Peculato: condanna definitiva per avvocato vibonese (NOME)
La Corte di Cassazione ha dichiarato inammissibile il ricorso di Vincenzo Salvatore Maruccio, 47 anni, originario di Maierato (provincia di Vibo), confermando la condanna per peculato a due anni di reclusione (pena sospesa) inflitta dalla Corte d’appello di Roma nell’ottobre 2024.
L’ex capogruppo consiliare dell’Italia dei Valori alla Regione Lazio è stato ritenuto colpevole di essersi appropriato di fondi assegnati al gruppo, con una condotta che secondo i giudici aveva finalità estranee alla destinazione pubblica. La sentenza conferma anche la confisca di 515.580 euro, ritenuti profitto del reato, e di ulteriori 390.990 euro di contributi bancari, oltre a 124.390 euro di prelievi in contanti.

_Cosa fare_:
**a.** Ricopia dall'articolo sulla condanna per peculato il pezzo che comincia con "L’ex capogruppo consiliare" e va avanti fino a "prelievi in contanti.".
**b.** Continua l'articolo sulla condanna per peculato da dove si ferma.
Le righe qui di seguito sono materiale a parte e non fanno parte dell'articolo sulla condanna per peculato.

[Voci da un dataset]
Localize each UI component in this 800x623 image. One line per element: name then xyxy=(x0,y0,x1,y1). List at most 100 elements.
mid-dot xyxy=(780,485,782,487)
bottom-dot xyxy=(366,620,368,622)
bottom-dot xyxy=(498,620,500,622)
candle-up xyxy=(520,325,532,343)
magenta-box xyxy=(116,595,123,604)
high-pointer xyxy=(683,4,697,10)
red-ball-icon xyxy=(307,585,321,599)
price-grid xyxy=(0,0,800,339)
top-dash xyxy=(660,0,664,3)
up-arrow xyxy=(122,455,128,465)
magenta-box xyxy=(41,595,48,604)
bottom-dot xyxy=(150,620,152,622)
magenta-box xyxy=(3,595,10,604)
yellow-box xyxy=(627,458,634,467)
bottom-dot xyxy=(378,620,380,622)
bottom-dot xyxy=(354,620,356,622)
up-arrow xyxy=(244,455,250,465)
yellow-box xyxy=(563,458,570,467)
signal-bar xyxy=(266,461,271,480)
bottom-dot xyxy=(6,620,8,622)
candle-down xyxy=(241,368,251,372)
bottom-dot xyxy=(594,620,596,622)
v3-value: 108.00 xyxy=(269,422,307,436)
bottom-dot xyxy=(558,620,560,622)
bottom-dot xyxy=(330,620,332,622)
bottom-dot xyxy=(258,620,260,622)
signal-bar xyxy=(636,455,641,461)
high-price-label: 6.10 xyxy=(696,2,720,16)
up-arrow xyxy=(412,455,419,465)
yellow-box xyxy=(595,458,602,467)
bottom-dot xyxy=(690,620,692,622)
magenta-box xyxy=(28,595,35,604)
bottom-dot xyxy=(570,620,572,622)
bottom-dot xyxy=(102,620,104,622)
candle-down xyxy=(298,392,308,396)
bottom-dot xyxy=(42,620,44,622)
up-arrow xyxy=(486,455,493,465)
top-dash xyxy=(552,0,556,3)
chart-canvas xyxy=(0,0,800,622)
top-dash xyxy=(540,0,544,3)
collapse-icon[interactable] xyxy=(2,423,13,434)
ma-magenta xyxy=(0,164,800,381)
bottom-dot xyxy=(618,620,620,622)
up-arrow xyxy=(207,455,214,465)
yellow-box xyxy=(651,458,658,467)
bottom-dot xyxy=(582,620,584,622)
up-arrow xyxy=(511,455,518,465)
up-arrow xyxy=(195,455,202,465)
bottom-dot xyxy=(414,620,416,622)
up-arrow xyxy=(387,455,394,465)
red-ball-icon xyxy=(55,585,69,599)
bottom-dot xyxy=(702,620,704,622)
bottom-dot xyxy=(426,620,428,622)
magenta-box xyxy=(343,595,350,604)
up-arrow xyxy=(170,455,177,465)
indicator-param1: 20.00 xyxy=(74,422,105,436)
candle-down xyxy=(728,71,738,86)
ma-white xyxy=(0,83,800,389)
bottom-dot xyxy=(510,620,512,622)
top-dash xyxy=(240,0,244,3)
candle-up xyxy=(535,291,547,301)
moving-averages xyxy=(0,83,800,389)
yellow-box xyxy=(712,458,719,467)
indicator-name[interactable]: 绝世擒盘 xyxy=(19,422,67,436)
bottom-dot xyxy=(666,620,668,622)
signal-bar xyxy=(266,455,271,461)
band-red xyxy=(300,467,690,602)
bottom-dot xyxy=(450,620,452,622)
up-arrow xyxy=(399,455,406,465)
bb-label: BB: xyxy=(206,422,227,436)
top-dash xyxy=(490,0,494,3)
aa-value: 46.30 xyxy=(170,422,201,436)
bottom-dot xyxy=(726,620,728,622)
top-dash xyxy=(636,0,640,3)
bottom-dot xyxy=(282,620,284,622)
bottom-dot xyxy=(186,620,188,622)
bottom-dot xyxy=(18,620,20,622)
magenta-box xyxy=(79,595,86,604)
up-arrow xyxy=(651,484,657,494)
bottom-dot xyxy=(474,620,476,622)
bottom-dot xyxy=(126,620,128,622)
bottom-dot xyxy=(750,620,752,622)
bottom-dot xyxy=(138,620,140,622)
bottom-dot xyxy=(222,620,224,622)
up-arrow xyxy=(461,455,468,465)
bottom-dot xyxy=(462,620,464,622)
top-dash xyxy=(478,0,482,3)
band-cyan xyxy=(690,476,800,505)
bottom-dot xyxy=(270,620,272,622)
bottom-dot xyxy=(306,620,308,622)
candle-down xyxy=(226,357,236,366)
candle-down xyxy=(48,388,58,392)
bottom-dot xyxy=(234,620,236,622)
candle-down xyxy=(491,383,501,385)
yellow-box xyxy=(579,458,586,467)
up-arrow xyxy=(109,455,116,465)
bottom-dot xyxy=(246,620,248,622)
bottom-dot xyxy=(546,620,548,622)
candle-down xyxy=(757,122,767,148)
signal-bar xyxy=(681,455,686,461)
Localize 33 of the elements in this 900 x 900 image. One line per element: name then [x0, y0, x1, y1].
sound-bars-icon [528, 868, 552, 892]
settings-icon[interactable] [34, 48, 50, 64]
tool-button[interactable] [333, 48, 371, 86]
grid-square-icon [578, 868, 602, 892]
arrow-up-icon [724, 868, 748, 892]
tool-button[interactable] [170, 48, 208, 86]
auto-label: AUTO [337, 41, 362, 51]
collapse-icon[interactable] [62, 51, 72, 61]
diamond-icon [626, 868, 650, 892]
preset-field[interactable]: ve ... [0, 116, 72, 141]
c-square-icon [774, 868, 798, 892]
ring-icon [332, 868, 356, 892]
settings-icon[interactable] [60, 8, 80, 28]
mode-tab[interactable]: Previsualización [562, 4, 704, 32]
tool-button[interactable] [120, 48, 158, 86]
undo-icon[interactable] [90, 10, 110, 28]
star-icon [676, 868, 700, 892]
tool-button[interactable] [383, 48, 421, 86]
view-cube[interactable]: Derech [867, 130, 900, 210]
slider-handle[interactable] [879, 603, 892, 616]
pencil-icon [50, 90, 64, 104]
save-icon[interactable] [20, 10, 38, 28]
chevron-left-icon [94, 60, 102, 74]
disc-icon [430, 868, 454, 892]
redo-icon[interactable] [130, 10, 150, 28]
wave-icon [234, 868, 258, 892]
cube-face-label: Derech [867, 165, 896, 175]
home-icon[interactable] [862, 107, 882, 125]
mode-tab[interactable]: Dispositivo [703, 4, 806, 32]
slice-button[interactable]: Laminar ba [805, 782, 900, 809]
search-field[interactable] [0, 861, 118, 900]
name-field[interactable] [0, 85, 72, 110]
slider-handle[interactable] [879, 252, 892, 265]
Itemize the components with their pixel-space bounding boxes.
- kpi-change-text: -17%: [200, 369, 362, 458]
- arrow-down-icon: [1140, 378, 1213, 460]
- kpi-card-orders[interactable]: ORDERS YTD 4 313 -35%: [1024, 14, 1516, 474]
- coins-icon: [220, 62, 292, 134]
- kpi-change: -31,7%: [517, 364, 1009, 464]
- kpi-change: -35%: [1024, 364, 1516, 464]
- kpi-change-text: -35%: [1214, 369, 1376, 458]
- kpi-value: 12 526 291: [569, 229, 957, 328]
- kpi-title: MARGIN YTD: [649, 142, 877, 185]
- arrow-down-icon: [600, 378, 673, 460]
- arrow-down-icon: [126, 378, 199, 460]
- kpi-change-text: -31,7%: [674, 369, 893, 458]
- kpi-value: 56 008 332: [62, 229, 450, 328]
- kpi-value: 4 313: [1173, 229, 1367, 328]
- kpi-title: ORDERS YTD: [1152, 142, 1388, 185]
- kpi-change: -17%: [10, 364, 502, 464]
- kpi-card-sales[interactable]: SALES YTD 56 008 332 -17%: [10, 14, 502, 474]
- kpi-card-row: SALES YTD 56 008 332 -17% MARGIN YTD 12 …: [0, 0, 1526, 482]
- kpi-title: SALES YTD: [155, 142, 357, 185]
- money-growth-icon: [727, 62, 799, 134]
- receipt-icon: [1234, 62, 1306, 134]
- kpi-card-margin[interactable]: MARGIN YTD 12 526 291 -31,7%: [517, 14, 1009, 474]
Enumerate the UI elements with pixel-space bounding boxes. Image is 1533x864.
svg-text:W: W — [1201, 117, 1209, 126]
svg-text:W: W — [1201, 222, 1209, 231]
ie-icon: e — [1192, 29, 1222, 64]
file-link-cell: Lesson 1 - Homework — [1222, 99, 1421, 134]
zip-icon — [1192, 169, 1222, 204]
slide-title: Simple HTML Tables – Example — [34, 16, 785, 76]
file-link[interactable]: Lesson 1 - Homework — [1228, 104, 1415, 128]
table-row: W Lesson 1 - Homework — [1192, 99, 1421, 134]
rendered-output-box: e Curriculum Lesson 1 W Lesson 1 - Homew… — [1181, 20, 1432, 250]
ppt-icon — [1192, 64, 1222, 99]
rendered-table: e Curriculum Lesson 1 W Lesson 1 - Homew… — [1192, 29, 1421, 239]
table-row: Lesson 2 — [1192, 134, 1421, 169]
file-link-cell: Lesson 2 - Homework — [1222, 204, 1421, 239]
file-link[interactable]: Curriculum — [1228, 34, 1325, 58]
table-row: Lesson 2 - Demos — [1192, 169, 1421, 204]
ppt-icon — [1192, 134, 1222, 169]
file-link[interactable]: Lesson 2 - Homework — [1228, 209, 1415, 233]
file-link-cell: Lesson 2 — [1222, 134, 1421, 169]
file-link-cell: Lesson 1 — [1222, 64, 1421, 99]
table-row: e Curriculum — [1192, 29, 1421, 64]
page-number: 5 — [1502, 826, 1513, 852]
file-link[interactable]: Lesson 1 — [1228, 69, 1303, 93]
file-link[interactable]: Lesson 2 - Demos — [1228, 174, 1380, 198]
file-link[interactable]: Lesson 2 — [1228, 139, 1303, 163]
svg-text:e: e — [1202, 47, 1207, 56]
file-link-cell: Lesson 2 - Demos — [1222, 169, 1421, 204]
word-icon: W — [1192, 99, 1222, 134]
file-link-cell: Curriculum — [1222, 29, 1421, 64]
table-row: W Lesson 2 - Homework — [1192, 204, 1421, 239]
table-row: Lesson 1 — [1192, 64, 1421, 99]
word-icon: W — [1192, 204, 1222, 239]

_Le risposte_:
**a.**
L’ex capogruppo consiliare dell’Italia dei Valori alla Regione Lazio è stato ritenuto colpevole di essersi appropriato di fondi assegnati al gruppo, con una condotta che secondo i giudici aveva finalità estranee alla destinazione pubblica. La sentenza conferma anche la confisca di 515.580 euro, ritenuti profitto del reato, e di ulteriori 390.990 euro di contributi bancari, oltre a 124.390 euro di prelievi in contanti.

**b.**
La difesa aveva contestato la natura pubblica dei fondi, l’assenza di un obbligo specifico di rendicontazione prima del 2012 e la prescrizione di alcune condotte, ma la Cassazione ha respinto tutti i motivi, ritenendo le giustificazioni “manifestamente infondate”. Respinto anche il ricorso contro la Regione Lazio, considerata parte lesa.